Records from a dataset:
= = = = = = =

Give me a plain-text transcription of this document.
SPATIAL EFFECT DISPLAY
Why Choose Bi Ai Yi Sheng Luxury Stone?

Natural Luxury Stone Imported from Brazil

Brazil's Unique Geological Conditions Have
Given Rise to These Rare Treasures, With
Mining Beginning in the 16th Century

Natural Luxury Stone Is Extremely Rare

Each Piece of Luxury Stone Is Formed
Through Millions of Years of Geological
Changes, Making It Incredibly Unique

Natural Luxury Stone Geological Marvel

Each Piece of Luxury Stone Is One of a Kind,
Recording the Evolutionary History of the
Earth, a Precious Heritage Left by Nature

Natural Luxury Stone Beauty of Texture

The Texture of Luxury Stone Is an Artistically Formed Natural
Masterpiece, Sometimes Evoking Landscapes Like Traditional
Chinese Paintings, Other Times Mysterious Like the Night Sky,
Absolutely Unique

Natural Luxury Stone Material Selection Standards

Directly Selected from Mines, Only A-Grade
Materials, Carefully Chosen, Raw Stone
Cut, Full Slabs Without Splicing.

= = = = = = =

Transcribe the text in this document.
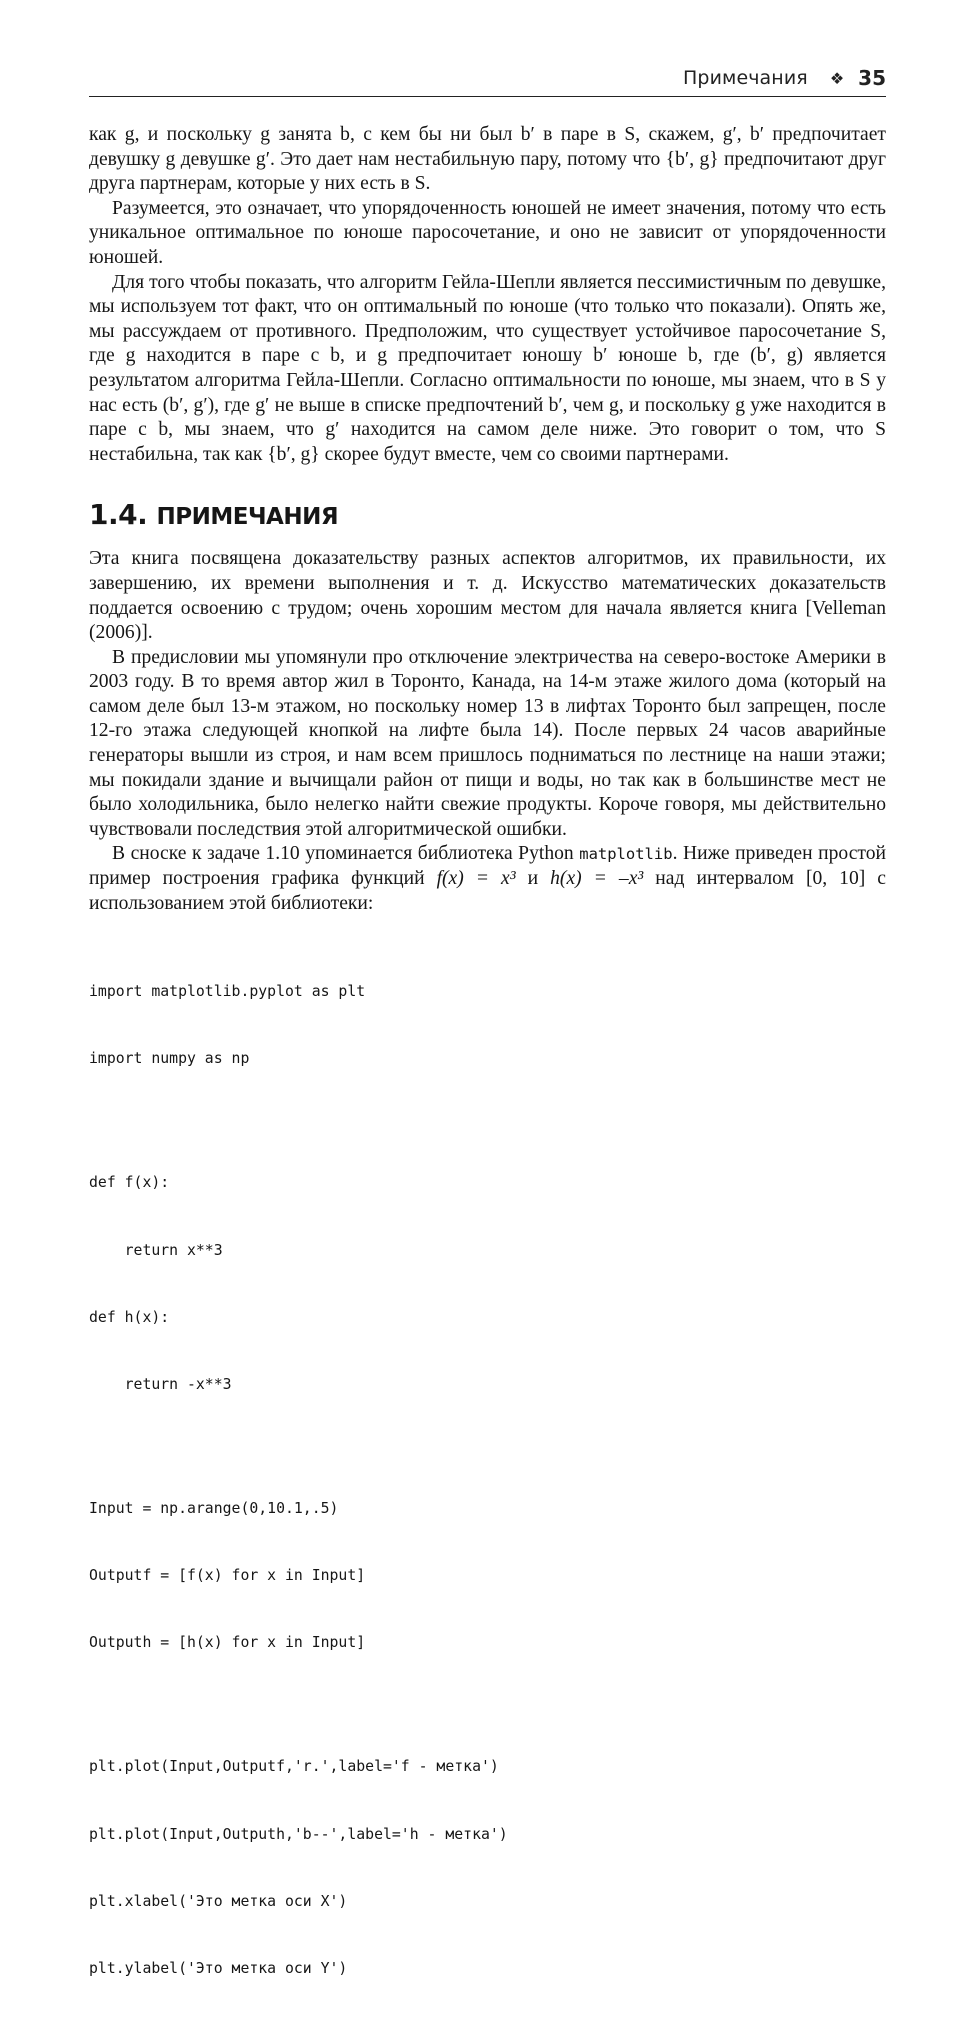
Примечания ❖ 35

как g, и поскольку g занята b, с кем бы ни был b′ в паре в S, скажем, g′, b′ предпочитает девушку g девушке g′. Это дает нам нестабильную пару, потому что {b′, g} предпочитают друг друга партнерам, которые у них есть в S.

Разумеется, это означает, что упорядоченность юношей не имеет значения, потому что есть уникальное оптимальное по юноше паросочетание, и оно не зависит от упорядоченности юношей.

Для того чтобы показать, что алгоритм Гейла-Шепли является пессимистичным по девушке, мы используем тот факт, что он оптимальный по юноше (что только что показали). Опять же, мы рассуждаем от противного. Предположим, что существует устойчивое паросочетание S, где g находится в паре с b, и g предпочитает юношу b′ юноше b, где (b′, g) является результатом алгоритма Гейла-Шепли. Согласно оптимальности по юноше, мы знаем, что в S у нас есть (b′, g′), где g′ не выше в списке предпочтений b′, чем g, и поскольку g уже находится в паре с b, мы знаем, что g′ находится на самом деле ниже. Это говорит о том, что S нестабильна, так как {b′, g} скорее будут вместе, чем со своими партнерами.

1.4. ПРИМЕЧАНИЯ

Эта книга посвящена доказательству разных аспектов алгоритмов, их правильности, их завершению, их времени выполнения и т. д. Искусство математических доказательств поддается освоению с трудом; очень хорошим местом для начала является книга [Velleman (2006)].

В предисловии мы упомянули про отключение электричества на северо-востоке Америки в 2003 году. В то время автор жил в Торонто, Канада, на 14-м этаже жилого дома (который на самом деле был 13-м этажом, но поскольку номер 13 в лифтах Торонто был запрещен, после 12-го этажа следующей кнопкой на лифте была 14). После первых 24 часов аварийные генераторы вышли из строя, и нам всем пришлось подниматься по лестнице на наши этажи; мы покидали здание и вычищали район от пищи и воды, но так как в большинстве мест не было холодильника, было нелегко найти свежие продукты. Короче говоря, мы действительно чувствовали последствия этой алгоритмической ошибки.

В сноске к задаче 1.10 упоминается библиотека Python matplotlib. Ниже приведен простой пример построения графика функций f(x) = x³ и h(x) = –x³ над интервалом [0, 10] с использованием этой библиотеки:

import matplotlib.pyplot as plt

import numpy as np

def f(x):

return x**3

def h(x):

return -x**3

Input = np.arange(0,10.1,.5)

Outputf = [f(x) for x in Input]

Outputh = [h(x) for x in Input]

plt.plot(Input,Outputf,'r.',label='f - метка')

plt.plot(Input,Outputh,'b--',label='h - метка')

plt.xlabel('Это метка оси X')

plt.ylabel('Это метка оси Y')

= = = = = = =

What needs to be done - Check every line of the records above for the string "есть" and say how many contain it, giving the number alone.

Correct response - 3